> Task directions
Extract the lines that hold the string "this".

======== Dataset extract ========

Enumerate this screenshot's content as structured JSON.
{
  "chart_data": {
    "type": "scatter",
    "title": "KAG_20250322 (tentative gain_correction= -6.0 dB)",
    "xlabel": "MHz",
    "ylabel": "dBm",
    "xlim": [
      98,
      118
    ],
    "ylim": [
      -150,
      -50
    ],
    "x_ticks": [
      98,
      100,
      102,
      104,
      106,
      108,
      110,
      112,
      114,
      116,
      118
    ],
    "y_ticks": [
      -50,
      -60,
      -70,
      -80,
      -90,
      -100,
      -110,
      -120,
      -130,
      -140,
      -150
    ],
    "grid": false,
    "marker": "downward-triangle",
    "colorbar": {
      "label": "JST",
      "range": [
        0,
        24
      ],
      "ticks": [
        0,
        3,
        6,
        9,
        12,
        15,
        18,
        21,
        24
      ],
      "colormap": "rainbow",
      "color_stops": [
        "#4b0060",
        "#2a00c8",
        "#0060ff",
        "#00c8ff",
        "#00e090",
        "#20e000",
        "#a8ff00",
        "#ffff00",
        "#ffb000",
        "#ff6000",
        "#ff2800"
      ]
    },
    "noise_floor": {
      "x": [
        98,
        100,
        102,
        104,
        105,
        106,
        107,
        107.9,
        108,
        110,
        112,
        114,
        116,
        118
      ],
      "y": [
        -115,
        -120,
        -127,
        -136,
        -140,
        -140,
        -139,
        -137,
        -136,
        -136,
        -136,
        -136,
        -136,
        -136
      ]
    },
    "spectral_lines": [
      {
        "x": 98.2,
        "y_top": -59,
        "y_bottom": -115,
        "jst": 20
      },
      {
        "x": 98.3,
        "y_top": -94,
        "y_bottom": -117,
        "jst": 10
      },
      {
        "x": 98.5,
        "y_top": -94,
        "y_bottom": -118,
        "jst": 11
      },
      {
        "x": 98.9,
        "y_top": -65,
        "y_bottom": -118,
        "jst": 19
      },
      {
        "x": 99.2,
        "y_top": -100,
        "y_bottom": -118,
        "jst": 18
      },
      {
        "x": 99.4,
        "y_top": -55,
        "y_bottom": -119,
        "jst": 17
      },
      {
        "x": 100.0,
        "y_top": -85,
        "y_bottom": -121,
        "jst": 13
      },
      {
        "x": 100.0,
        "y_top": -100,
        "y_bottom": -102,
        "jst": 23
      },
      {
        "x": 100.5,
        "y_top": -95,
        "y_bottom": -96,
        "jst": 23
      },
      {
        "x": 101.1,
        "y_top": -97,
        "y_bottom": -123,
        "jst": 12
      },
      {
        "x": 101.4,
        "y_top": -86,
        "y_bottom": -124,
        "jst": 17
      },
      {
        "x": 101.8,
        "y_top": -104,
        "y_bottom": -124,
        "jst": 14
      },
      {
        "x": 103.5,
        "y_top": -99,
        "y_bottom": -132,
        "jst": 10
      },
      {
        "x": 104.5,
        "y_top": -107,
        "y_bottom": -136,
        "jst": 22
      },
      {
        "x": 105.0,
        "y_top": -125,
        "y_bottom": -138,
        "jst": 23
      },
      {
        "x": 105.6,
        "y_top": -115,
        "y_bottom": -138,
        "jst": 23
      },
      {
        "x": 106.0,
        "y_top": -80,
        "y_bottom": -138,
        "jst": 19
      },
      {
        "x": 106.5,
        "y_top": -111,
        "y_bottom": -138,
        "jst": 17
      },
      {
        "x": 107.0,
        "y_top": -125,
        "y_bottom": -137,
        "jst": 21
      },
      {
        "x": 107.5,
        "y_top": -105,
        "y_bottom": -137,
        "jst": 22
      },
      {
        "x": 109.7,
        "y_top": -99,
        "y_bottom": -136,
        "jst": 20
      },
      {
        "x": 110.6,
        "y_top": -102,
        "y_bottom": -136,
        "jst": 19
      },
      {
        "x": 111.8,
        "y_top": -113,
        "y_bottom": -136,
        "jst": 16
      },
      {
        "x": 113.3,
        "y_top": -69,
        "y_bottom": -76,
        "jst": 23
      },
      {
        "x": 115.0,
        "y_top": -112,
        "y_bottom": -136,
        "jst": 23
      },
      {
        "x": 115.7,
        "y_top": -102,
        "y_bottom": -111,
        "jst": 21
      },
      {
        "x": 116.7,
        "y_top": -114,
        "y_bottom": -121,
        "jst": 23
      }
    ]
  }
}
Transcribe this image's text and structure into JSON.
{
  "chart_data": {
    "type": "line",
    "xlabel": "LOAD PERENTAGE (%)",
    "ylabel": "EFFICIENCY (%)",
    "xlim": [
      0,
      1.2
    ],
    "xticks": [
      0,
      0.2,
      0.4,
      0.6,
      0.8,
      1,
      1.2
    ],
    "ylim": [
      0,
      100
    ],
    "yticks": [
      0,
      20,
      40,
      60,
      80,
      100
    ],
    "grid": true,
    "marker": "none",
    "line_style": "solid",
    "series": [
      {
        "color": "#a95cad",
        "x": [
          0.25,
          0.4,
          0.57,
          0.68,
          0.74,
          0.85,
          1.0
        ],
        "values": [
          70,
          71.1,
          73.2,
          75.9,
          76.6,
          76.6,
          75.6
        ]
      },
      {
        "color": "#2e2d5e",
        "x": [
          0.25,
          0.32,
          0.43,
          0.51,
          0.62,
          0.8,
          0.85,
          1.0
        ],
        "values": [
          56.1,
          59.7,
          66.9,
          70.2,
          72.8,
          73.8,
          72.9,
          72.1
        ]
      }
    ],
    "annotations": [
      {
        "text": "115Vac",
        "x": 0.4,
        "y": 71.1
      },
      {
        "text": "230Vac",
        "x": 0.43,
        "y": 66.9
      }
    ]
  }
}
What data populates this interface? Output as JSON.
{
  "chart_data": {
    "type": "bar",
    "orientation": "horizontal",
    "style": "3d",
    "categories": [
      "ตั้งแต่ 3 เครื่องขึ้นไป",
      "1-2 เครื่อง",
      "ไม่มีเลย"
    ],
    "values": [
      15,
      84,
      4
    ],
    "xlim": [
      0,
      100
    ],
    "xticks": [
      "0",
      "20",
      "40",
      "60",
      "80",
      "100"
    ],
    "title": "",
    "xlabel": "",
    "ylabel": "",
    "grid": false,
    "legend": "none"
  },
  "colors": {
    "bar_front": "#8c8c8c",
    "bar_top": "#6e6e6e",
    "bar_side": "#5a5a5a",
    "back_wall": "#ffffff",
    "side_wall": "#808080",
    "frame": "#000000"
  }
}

========

> Task result
Enumerate this screenshot's content as structured JSON.
Transcribe this image's text and structure into JSON.
What data populates this interface? Output as JSON.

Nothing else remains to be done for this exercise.